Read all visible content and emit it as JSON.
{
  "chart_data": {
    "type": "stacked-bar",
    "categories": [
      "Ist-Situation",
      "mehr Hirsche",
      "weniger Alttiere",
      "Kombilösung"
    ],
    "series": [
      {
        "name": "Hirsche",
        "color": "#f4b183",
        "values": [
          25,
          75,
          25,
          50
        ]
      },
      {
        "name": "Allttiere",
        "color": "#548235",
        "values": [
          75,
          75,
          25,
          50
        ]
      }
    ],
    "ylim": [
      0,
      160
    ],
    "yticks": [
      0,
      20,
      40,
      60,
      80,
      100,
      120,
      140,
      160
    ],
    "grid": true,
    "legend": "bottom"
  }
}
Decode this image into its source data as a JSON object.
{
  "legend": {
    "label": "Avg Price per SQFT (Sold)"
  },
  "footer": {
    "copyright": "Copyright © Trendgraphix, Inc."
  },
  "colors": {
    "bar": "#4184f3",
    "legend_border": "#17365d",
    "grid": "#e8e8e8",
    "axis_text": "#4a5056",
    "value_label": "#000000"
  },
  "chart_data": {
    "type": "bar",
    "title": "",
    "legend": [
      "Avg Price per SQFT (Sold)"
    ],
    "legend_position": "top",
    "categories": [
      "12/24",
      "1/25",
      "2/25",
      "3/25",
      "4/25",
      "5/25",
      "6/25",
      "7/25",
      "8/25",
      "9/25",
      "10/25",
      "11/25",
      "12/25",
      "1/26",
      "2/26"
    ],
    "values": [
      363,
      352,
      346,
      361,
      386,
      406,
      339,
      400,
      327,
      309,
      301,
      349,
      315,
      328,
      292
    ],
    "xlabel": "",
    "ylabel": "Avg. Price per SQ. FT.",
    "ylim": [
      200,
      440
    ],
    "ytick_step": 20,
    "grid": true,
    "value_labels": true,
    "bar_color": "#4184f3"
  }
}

**********

WHAT IS EXPECTED :: Restate all of the entries above precisely.

SOLUTION TO THE EXERCISE ::
Read all visible content and emit it as JSON.
{
  "chart_data": {
    "type": "stacked-bar",
    "categories": [
      "Ist-Situation",
      "mehr Hirsche",
      "weniger Alttiere",
      "Kombilösung"
    ],
    "series": [
      {
        "name": "Hirsche",
        "color": "#f4b183",
        "values": [
          25,
          75,
          25,
          50
        ]
      },
      {
        "name": "Allttiere",
        "color": "#548235",
        "values": [
          75,
          75,
          25,
          50
        ]
      }
    ],
    "ylim": [
      0,
      160
    ],
    "yticks": [
      0,
      20,
      40,
      60,
      80,
      100,
      120,
      140,
      160
    ],
    "grid": true,
    "legend": "bottom"
  }
}
Decode this image into its source data as a JSON object.
{
  "legend": {
    "label": "Avg Price per SQFT (Sold)"
  },
  "footer": {
    "copyright": "Copyright © Trendgraphix, Inc."
  },
  "colors": {
    "bar": "#4184f3",
    "legend_border": "#17365d",
    "grid": "#e8e8e8",
    "axis_text": "#4a5056",
    "value_label": "#000000"
  },
  "chart_data": {
    "type": "bar",
    "title": "",
    "legend": [
      "Avg Price per SQFT (Sold)"
    ],
    "legend_position": "top",
    "categories": [
      "12/24",
      "1/25",
      "2/25",
      "3/25",
      "4/25",
      "5/25",
      "6/25",
      "7/25",
      "8/25",
      "9/25",
      "10/25",
      "11/25",
      "12/25",
      "1/26",
      "2/26"
    ],
    "values": [
      363,
      352,
      346,
      361,
      386,
      406,
      339,
      400,
      327,
      309,
      301,
      349,
      315,
      328,
      292
    ],
    "xlabel": "",
    "ylabel": "Avg. Price per SQ. FT.",
    "ylim": [
      200,
      440
    ],
    "ytick_step": 20,
    "grid": true,
    "value_labels": true,
    "bar_color": "#4184f3"
  }
}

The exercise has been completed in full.